• **What the task asks**
Below are records; extract exactly the lines from the one with "Decode this image" through the final line, including both, but drop the pictures.

---

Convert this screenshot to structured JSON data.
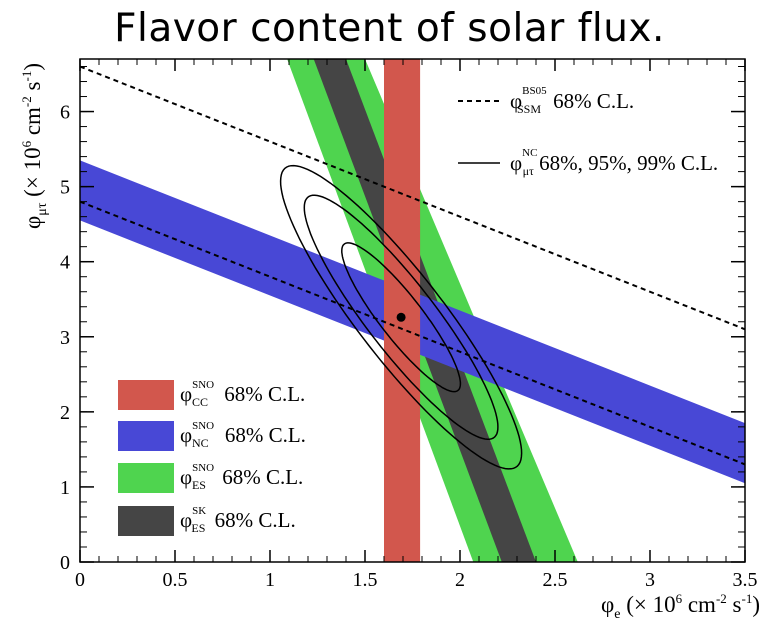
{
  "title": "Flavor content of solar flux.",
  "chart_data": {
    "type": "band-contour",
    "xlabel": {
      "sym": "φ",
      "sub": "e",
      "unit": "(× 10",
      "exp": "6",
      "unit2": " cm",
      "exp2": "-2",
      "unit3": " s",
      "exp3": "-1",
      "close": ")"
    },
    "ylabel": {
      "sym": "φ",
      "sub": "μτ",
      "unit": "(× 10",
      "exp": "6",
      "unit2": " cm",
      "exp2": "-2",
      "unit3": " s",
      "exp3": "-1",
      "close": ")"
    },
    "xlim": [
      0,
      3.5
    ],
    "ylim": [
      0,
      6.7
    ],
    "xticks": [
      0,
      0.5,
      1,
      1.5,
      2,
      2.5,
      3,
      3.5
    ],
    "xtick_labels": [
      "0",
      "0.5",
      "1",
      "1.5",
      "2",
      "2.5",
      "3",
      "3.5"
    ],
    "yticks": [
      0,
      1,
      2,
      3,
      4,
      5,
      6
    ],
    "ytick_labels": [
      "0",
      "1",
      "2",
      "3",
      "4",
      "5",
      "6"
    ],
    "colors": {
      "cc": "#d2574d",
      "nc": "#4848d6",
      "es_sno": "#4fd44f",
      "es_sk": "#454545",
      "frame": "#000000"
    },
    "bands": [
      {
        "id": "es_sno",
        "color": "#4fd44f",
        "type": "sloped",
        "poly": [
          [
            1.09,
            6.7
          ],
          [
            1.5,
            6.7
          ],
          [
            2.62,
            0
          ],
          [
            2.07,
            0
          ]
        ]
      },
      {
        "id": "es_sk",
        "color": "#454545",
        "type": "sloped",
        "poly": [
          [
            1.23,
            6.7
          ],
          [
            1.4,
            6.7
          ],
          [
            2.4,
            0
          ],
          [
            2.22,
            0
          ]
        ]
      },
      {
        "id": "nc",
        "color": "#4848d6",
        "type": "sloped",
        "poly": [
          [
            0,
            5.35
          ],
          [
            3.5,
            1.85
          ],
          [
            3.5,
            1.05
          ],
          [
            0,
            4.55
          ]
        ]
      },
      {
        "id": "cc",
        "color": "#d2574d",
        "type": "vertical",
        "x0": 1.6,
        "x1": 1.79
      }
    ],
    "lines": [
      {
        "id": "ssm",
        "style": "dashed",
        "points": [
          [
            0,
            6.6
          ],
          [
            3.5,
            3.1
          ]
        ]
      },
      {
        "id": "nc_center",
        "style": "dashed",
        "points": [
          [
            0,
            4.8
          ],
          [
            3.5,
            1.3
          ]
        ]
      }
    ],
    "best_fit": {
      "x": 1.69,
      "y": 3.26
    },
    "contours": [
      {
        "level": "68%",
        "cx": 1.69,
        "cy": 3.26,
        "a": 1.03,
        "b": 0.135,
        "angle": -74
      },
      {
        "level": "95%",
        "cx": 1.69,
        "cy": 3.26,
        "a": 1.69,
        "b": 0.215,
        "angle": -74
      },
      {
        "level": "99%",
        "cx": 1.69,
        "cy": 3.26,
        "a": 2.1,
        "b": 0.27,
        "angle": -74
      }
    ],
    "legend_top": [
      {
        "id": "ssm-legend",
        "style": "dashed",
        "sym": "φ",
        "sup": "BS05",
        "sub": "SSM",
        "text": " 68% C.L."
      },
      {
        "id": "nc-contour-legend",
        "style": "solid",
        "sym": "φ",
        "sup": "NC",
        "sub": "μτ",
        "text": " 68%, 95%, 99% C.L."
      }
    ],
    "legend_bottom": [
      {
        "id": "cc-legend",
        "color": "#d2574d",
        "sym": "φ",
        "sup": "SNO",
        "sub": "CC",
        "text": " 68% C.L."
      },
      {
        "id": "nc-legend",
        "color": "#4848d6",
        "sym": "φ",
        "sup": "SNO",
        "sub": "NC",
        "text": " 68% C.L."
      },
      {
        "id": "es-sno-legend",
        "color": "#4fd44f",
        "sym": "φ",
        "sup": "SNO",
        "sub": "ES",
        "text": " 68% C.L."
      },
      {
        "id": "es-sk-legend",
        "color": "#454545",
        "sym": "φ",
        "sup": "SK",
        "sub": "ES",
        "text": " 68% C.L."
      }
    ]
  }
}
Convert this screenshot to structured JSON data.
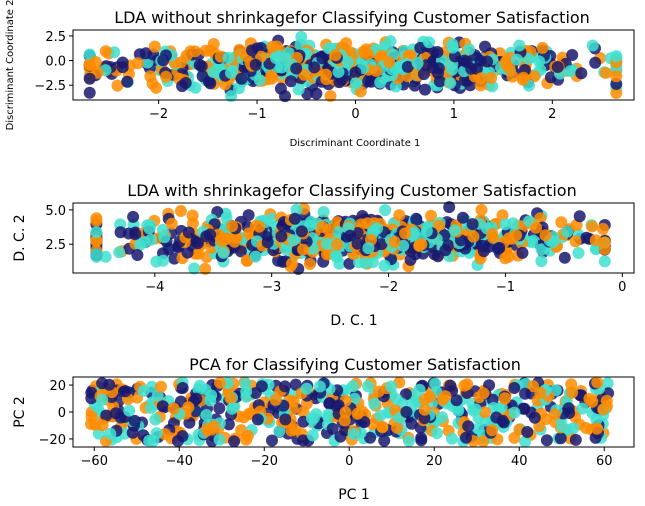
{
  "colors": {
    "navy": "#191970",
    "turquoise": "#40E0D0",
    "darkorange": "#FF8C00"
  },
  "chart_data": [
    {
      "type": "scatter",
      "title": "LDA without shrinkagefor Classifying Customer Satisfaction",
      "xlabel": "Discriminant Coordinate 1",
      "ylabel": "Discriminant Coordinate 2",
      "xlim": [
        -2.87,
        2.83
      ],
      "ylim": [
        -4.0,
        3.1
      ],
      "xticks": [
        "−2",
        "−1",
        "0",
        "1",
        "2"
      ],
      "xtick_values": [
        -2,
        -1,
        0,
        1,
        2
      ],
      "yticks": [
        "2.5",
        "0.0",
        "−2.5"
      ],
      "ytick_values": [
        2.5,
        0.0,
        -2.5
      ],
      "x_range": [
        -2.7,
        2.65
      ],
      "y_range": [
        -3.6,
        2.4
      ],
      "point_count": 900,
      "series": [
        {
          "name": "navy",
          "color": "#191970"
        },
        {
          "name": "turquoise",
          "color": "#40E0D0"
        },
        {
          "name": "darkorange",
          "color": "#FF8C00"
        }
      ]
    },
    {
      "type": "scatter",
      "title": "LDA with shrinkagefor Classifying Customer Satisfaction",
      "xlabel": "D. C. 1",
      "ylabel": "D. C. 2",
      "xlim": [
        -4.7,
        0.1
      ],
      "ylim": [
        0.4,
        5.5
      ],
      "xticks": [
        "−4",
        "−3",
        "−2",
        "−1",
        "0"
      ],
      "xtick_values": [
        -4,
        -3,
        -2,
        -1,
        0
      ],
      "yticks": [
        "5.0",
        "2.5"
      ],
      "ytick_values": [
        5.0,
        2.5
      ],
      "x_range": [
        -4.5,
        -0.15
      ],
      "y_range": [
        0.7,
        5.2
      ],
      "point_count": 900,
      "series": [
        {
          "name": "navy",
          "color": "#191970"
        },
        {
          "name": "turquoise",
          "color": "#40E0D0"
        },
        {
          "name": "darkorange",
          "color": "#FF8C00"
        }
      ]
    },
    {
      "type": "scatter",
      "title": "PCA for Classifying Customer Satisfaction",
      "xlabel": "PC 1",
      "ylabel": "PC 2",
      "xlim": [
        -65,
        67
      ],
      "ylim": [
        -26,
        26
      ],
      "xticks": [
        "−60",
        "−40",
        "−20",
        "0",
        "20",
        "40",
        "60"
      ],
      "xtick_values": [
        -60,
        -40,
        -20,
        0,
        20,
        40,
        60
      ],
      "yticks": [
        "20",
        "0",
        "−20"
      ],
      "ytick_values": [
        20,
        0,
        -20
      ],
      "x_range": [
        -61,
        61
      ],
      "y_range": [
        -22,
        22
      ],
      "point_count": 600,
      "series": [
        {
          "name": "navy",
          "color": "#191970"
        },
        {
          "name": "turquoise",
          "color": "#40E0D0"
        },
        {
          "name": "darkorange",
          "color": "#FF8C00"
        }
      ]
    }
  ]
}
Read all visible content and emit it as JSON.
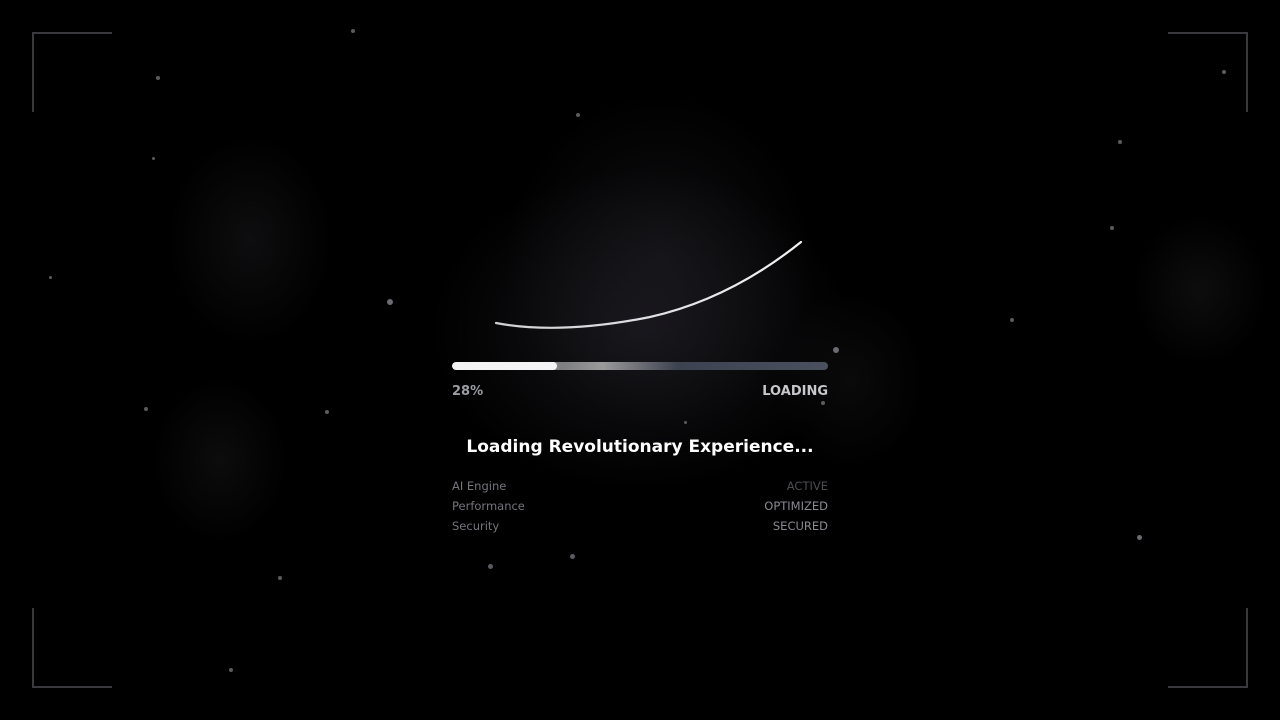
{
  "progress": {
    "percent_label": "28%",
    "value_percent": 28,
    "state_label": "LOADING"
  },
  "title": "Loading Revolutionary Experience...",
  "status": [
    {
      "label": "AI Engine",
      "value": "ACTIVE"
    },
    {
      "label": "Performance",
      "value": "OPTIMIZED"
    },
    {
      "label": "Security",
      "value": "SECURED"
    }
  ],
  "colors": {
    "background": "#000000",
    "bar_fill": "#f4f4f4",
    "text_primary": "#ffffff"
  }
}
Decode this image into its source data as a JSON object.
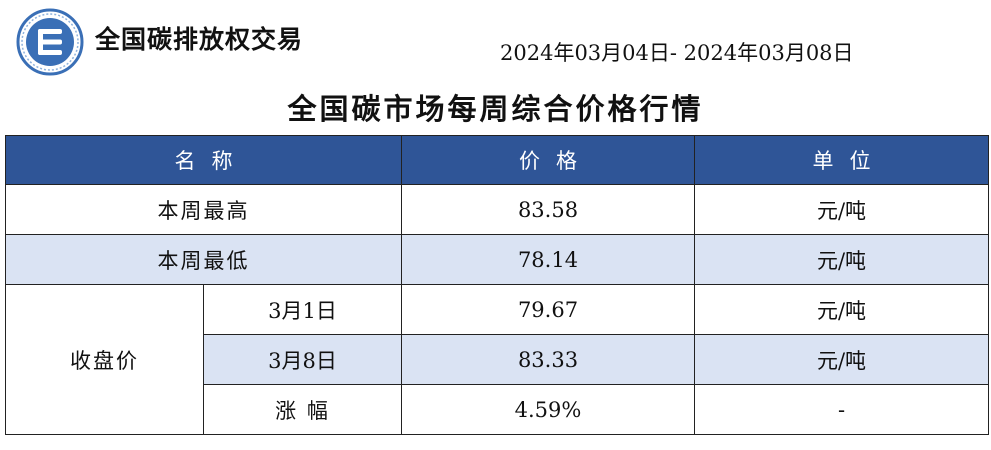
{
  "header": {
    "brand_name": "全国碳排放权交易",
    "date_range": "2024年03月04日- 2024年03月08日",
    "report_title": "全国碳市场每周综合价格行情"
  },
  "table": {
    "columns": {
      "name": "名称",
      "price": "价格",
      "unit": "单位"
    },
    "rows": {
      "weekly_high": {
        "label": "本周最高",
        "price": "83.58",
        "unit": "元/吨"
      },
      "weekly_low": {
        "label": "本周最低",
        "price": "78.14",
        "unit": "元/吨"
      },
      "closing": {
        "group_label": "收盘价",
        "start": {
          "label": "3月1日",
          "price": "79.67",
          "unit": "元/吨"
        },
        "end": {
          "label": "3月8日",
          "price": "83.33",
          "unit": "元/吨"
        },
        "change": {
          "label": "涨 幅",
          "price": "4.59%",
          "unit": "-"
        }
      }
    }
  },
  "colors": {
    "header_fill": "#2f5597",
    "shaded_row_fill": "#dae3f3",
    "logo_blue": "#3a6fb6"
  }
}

---

• **Expected answer**
Decode this image into its source data as a JSON object.
{
  "header": {
    "brand_name": "全国碳排放权交易",
    "date_range": "2024年03月04日- 2024年03月08日",
    "report_title": "全国碳市场每周综合价格行情"
  },
  "table": {
    "columns": {
      "name": "名称",
      "price": "价格",
      "unit": "单位"
    },
    "rows": {
      "weekly_high": {
        "label": "本周最高",
        "price": "83.58",
        "unit": "元/吨"
      },
      "weekly_low": {
        "label": "本周最低",
        "price": "78.14",
        "unit": "元/吨"
      },
      "closing": {
        "group_label": "收盘价",
        "start": {
          "label": "3月1日",
          "price": "79.67",
          "unit": "元/吨"
        },
        "end": {
          "label": "3月8日",
          "price": "83.33",
          "unit": "元/吨"
        },
        "change": {
          "label": "涨 幅",
          "price": "4.59%",
          "unit": "-"
        }
      }
    }
  },
  "colors": {
    "header_fill": "#2f5597",
    "shaded_row_fill": "#dae3f3",
    "logo_blue": "#3a6fb6"
  }
}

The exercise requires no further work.